#### [Data lines]

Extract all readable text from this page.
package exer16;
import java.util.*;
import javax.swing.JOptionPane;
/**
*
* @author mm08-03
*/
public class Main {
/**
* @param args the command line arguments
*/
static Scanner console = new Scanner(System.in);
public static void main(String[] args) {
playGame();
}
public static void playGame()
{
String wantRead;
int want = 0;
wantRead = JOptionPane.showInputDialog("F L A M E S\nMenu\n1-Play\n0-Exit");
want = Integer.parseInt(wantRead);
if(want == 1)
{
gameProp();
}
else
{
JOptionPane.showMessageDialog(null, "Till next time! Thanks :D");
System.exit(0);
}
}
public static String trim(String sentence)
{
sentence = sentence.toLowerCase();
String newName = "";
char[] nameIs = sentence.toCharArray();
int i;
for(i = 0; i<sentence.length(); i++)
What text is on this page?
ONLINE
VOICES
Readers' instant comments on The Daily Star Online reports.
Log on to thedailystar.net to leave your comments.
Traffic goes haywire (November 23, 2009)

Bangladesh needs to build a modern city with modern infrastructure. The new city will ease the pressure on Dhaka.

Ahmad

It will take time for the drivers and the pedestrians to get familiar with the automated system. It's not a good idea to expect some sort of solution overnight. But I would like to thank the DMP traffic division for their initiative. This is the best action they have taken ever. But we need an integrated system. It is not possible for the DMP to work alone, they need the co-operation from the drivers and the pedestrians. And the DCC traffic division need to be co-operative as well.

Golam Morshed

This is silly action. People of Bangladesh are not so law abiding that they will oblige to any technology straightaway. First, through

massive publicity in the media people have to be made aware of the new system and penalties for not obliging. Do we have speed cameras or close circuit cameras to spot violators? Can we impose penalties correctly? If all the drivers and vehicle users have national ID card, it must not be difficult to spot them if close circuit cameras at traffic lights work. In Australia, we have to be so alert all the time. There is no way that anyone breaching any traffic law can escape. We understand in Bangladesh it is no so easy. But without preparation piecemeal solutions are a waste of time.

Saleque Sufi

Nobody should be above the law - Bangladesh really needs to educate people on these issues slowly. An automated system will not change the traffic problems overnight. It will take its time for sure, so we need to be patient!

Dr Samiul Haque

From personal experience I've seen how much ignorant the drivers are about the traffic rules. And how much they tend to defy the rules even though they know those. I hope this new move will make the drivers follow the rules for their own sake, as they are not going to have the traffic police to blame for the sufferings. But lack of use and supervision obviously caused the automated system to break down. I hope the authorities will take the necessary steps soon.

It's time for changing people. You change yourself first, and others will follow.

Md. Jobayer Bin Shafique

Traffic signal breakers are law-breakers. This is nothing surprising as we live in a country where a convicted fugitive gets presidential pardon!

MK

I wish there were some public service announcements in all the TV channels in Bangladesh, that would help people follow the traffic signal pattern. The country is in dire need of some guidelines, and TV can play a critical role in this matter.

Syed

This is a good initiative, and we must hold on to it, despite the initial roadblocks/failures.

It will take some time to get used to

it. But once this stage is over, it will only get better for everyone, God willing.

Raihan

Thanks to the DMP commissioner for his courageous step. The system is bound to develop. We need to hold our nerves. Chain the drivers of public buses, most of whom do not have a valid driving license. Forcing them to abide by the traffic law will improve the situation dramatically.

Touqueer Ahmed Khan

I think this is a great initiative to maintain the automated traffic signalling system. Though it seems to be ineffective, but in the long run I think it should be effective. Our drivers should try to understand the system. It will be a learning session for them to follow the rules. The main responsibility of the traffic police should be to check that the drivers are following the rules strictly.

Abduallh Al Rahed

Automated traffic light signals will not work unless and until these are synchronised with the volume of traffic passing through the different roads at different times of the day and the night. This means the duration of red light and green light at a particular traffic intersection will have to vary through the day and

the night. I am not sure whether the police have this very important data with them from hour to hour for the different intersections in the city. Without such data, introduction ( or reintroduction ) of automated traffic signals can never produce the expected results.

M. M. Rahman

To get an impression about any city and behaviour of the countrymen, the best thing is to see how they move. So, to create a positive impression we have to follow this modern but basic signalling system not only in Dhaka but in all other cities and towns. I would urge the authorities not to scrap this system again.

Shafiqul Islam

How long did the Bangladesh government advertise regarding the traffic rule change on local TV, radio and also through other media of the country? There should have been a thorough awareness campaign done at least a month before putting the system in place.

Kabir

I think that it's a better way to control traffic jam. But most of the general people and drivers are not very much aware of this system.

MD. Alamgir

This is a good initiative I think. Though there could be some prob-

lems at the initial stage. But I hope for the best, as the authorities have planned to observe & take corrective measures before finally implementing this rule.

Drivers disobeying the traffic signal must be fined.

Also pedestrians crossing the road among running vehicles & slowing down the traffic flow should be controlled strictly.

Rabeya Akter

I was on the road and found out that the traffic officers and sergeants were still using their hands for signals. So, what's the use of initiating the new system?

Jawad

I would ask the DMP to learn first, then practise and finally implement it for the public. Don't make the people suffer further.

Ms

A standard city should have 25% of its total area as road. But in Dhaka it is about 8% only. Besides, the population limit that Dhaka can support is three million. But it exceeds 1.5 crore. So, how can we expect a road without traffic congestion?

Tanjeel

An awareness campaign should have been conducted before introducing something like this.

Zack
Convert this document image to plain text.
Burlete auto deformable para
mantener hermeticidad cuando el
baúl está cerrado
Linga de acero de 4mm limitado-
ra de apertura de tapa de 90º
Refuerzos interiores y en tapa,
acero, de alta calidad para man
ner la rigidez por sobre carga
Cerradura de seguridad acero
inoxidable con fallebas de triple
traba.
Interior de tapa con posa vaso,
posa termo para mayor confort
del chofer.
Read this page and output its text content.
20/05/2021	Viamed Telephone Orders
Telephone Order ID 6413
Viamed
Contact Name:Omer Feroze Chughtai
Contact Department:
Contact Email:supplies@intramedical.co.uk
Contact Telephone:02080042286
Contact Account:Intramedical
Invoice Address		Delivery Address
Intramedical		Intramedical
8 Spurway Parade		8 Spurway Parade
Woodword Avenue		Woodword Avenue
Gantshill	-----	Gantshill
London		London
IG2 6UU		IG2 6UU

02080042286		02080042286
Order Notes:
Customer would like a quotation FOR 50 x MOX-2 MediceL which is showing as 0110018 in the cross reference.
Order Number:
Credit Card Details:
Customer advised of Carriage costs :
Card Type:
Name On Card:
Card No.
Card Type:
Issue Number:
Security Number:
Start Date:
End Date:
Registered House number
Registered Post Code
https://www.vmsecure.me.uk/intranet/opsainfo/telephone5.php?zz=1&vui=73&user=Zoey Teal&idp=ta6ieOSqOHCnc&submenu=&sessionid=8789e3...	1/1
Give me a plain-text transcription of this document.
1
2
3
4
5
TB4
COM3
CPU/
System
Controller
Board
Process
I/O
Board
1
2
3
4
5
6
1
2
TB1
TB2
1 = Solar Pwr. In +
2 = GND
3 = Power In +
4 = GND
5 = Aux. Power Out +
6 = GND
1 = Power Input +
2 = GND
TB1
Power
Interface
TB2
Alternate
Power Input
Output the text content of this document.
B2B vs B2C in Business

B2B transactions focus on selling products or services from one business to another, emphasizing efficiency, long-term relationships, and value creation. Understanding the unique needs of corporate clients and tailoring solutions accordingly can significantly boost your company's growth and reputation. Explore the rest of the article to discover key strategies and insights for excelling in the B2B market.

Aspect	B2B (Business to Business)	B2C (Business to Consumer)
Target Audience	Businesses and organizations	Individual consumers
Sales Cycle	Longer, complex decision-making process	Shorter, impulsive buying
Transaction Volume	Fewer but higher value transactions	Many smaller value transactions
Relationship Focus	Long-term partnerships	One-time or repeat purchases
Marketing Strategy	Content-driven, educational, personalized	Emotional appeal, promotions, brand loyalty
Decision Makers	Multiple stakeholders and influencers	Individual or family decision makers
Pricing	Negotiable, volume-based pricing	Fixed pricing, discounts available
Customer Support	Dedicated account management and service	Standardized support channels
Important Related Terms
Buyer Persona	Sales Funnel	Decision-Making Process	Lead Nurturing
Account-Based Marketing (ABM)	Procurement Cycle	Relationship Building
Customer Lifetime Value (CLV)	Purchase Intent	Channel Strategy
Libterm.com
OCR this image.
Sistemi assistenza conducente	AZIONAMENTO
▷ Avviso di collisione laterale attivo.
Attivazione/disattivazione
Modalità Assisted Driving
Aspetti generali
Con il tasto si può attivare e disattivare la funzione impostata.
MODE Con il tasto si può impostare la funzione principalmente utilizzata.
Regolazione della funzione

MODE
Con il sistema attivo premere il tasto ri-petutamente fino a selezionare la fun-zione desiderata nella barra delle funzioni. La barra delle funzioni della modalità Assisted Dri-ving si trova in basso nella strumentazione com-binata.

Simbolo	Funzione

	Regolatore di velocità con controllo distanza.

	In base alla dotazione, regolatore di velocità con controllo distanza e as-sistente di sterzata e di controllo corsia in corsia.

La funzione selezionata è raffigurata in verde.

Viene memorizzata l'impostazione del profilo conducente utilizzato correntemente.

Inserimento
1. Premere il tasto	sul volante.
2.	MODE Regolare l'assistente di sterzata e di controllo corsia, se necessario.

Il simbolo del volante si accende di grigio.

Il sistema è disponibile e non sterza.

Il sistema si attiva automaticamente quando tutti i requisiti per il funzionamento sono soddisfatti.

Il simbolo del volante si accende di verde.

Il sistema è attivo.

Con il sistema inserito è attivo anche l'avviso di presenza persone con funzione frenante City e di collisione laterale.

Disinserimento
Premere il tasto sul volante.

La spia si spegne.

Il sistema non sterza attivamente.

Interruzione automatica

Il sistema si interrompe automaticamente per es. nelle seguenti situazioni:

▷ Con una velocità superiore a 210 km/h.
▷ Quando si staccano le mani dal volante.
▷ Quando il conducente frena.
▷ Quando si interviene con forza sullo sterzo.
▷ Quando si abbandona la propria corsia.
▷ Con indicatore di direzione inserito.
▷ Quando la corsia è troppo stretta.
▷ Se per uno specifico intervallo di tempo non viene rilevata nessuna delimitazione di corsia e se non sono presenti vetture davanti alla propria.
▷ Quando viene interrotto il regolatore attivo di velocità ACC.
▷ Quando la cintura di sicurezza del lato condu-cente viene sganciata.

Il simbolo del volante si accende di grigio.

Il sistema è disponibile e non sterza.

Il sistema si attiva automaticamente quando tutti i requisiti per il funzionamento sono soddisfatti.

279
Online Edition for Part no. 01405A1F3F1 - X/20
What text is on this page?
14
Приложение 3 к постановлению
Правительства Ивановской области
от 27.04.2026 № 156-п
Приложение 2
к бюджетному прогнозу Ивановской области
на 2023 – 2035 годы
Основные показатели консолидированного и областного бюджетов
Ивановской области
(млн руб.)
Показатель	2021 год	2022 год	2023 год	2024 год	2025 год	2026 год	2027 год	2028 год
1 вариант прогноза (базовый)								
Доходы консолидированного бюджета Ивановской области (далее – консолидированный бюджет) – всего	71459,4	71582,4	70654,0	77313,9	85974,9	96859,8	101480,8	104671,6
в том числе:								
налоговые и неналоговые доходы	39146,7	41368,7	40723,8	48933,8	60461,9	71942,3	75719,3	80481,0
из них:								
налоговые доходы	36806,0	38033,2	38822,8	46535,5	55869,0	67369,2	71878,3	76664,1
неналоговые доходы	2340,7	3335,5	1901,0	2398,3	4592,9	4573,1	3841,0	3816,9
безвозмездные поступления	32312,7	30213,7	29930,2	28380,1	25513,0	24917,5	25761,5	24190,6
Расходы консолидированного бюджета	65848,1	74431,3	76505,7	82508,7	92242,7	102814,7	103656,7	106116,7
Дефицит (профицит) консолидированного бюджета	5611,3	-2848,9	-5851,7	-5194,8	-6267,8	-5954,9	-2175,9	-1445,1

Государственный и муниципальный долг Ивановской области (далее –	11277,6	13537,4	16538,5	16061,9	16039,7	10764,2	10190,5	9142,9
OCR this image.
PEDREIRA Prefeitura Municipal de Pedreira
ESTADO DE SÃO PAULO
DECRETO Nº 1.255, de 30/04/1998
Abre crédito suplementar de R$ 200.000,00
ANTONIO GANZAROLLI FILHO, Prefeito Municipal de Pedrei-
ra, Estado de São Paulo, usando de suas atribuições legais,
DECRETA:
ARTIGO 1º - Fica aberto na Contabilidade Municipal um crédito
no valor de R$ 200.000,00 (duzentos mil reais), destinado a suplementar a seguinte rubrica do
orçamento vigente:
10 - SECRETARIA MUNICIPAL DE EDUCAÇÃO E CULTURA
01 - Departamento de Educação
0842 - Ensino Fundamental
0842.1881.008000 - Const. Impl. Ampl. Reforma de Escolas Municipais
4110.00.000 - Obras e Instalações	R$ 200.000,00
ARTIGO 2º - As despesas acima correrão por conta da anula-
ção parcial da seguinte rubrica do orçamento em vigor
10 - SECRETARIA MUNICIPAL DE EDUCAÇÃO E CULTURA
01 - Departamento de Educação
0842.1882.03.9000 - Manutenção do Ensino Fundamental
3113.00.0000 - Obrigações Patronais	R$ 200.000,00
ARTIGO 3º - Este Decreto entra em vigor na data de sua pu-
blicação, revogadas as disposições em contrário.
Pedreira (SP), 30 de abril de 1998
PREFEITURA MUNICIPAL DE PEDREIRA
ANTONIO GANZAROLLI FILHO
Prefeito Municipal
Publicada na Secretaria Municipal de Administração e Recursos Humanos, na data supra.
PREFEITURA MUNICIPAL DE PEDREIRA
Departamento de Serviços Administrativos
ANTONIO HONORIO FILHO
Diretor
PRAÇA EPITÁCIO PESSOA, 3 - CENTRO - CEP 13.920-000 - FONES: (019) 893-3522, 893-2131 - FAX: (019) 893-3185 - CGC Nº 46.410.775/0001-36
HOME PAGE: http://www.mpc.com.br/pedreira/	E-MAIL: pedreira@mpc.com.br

#### [What you will do]
Only the number should be given: how many lines of the data contain the word "vigor"?

#### [Response]
2